** Given request **
All the data must come back unchanged, except that pictures are left out.

** Records to use **

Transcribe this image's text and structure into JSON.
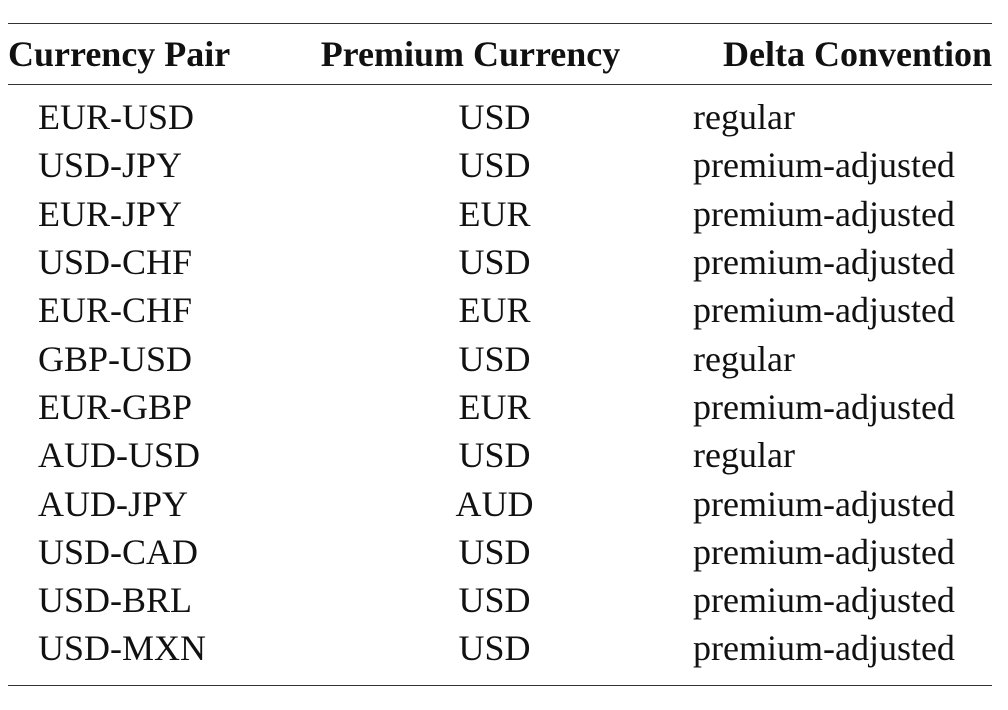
{
  "table": {
    "headers": {
      "pair": "Currency Pair",
      "premium": "Premium Currency",
      "delta": "Delta Convention"
    },
    "rows": [
      {
        "pair": "EUR-USD",
        "premium": "USD",
        "delta": "regular"
      },
      {
        "pair": "USD-JPY",
        "premium": "USD",
        "delta": "premium-adjusted"
      },
      {
        "pair": "EUR-JPY",
        "premium": "EUR",
        "delta": "premium-adjusted"
      },
      {
        "pair": "USD-CHF",
        "premium": "USD",
        "delta": "premium-adjusted"
      },
      {
        "pair": "EUR-CHF",
        "premium": "EUR",
        "delta": "premium-adjusted"
      },
      {
        "pair": "GBP-USD",
        "premium": "USD",
        "delta": "regular"
      },
      {
        "pair": "EUR-GBP",
        "premium": "EUR",
        "delta": "premium-adjusted"
      },
      {
        "pair": "AUD-USD",
        "premium": "USD",
        "delta": "regular"
      },
      {
        "pair": "AUD-JPY",
        "premium": "AUD",
        "delta": "premium-adjusted"
      },
      {
        "pair": "USD-CAD",
        "premium": "USD",
        "delta": "premium-adjusted"
      },
      {
        "pair": "USD-BRL",
        "premium": "USD",
        "delta": "premium-adjusted"
      },
      {
        "pair": "USD-MXN",
        "premium": "USD",
        "delta": "premium-adjusted"
      }
    ]
  }
}
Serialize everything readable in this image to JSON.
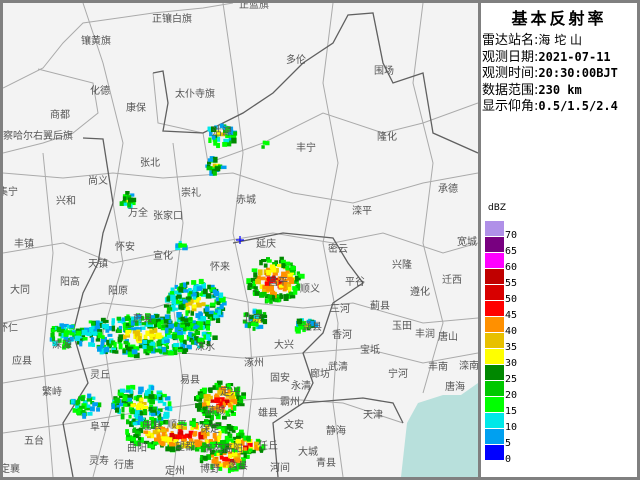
{
  "panel": {
    "title": "基本反射率",
    "rows": [
      {
        "label": "雷达站名:",
        "value": "海 坨 山"
      },
      {
        "label": "观测日期:",
        "value": "2021-07-11"
      },
      {
        "label": "观测时间:",
        "value": "20:30:00BJT"
      },
      {
        "label": "数据范围:",
        "value": "230 km"
      },
      {
        "label": "显示仰角:",
        "value": "0.5/1.5/2.4"
      }
    ]
  },
  "legend": {
    "unit": "dBZ",
    "items": [
      {
        "value": "70",
        "color": "#b090e8"
      },
      {
        "value": "65",
        "color": "#780080"
      },
      {
        "value": "60",
        "color": "#ff00ff"
      },
      {
        "value": "55",
        "color": "#c00000"
      },
      {
        "value": "50",
        "color": "#d80000"
      },
      {
        "value": "45",
        "color": "#ff0000"
      },
      {
        "value": "40",
        "color": "#ff9000"
      },
      {
        "value": "35",
        "color": "#e8c000"
      },
      {
        "value": "30",
        "color": "#ffff00"
      },
      {
        "value": "25",
        "color": "#008800"
      },
      {
        "value": "20",
        "color": "#00c800"
      },
      {
        "value": "15",
        "color": "#00ff00"
      },
      {
        "value": "10",
        "color": "#00e8e8"
      },
      {
        "value": "5",
        "color": "#00a0f0"
      },
      {
        "value": "0",
        "color": "#0000ff"
      }
    ]
  },
  "map": {
    "sea_color": "#b8e0dc",
    "places": [
      "正镶白旗",
      "正蓝旗",
      "镶黄旗",
      "多伦",
      "化德",
      "康保",
      "太仆寺旗",
      "围场",
      "商都",
      "察哈尔右翼后旗",
      "沽源",
      "隆化",
      "丰宁",
      "张北",
      "尚义",
      "崇礼",
      "赤城",
      "承德",
      "滦平",
      "集宁",
      "兴和",
      "万全",
      "张家口",
      "丰镇",
      "怀安",
      "宣化",
      "密云",
      "兴隆",
      "宽城",
      "天镇",
      "延庆",
      "阳高",
      "平谷",
      "迁西",
      "遵化",
      "大同",
      "阳原",
      "顺义",
      "昌平",
      "怀来",
      "三河",
      "蓟县",
      "怀仁",
      "玉田",
      "丰润",
      "唐山",
      "北京",
      "通县",
      "涞源",
      "蔚县",
      "大兴",
      "香河",
      "宝坻",
      "应县",
      "涿州",
      "涞水",
      "武清",
      "宁河",
      "丰南",
      "滦南",
      "灵丘",
      "易县",
      "固安",
      "永清",
      "廊坊",
      "繁峙",
      "唐海",
      "天津",
      "霸州",
      "雄县",
      "阜平",
      "五台",
      "静海",
      "文安",
      "任丘",
      "大城",
      "曲阳",
      "灵寿",
      "行唐",
      "青县",
      "河间",
      "蠡县",
      "定襄",
      "唐县",
      "顺平",
      "望都",
      "满城",
      "保定",
      "清苑",
      "高阳",
      "博野",
      "定州",
      "定兴"
    ]
  }
}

** Response **
Transcribe this image's text and structure into JSON.
{
  "table": {
    "headers": {
      "pair": "Currency Pair",
      "premium": "Premium Currency",
      "delta": "Delta Convention"
    },
    "rows": [
      {
        "pair": "EUR-USD",
        "premium": "USD",
        "delta": "regular"
      },
      {
        "pair": "USD-JPY",
        "premium": "USD",
        "delta": "premium-adjusted"
      },
      {
        "pair": "EUR-JPY",
        "premium": "EUR",
        "delta": "premium-adjusted"
      },
      {
        "pair": "USD-CHF",
        "premium": "USD",
        "delta": "premium-adjusted"
      },
      {
        "pair": "EUR-CHF",
        "premium": "EUR",
        "delta": "premium-adjusted"
      },
      {
        "pair": "GBP-USD",
        "premium": "USD",
        "delta": "regular"
      },
      {
        "pair": "EUR-GBP",
        "premium": "EUR",
        "delta": "premium-adjusted"
      },
      {
        "pair": "AUD-USD",
        "premium": "USD",
        "delta": "regular"
      },
      {
        "pair": "AUD-JPY",
        "premium": "AUD",
        "delta": "premium-adjusted"
      },
      {
        "pair": "USD-CAD",
        "premium": "USD",
        "delta": "premium-adjusted"
      },
      {
        "pair": "USD-BRL",
        "premium": "USD",
        "delta": "premium-adjusted"
      },
      {
        "pair": "USD-MXN",
        "premium": "USD",
        "delta": "premium-adjusted"
      }
    ]
  }
}
Serialize everything readable in this image to JSON.
{
  "panel": {
    "title": "基本反射率",
    "rows": [
      {
        "label": "雷达站名:",
        "value": "海 坨 山"
      },
      {
        "label": "观测日期:",
        "value": "2021-07-11"
      },
      {
        "label": "观测时间:",
        "value": "20:30:00BJT"
      },
      {
        "label": "数据范围:",
        "value": "230 km"
      },
      {
        "label": "显示仰角:",
        "value": "0.5/1.5/2.4"
      }
    ]
  },
  "legend": {
    "unit": "dBZ",
    "items": [
      {
        "value": "70",
        "color": "#b090e8"
      },
      {
        "value": "65",
        "color": "#780080"
      },
      {
        "value": "60",
        "color": "#ff00ff"
      },
      {
        "value": "55",
        "color": "#c00000"
      },
      {
        "value": "50",
        "color": "#d80000"
      },
      {
        "value": "45",
        "color": "#ff0000"
      },
      {
        "value": "40",
        "color": "#ff9000"
      },
      {
        "value": "35",
        "color": "#e8c000"
      },
      {
        "value": "30",
        "color": "#ffff00"
      },
      {
        "value": "25",
        "color": "#008800"
      },
      {
        "value": "20",
        "color": "#00c800"
      },
      {
        "value": "15",
        "color": "#00ff00"
      },
      {
        "value": "10",
        "color": "#00e8e8"
      },
      {
        "value": "5",
        "color": "#00a0f0"
      },
      {
        "value": "0",
        "color": "#0000ff"
      }
    ]
  },
  "map": {
    "sea_color": "#b8e0dc",
    "places": [
      "正镶白旗",
      "正蓝旗",
      "镶黄旗",
      "多伦",
      "化德",
      "康保",
      "太仆寺旗",
      "围场",
      "商都",
      "察哈尔右翼后旗",
      "沽源",
      "隆化",
      "丰宁",
      "张北",
      "尚义",
      "崇礼",
      "赤城",
      "承德",
      "滦平",
      "集宁",
      "兴和",
      "万全",
      "张家口",
      "丰镇",
      "怀安",
      "宣化",
      "密云",
      "兴隆",
      "宽城",
      "天镇",
      "延庆",
      "阳高",
      "平谷",
      "迁西",
      "遵化",
      "大同",
      "阳原",
      "顺义",
      "昌平",
      "怀来",
      "三河",
      "蓟县",
      "怀仁",
      "玉田",
      "丰润",
      "唐山",
      "北京",
      "通县",
      "涞源",
      "蔚县",
      "大兴",
      "香河",
      "宝坻",
      "应县",
      "涿州",
      "涞水",
      "武清",
      "宁河",
      "丰南",
      "滦南",
      "灵丘",
      "易县",
      "固安",
      "永清",
      "廊坊",
      "繁峙",
      "唐海",
      "天津",
      "霸州",
      "雄县",
      "阜平",
      "五台",
      "静海",
      "文安",
      "任丘",
      "大城",
      "曲阳",
      "灵寿",
      "行唐",
      "青县",
      "河间",
      "蠡县",
      "定襄",
      "唐县",
      "顺平",
      "望都",
      "满城",
      "保定",
      "清苑",
      "高阳",
      "博野",
      "定州",
      "定兴"
    ]
  }
}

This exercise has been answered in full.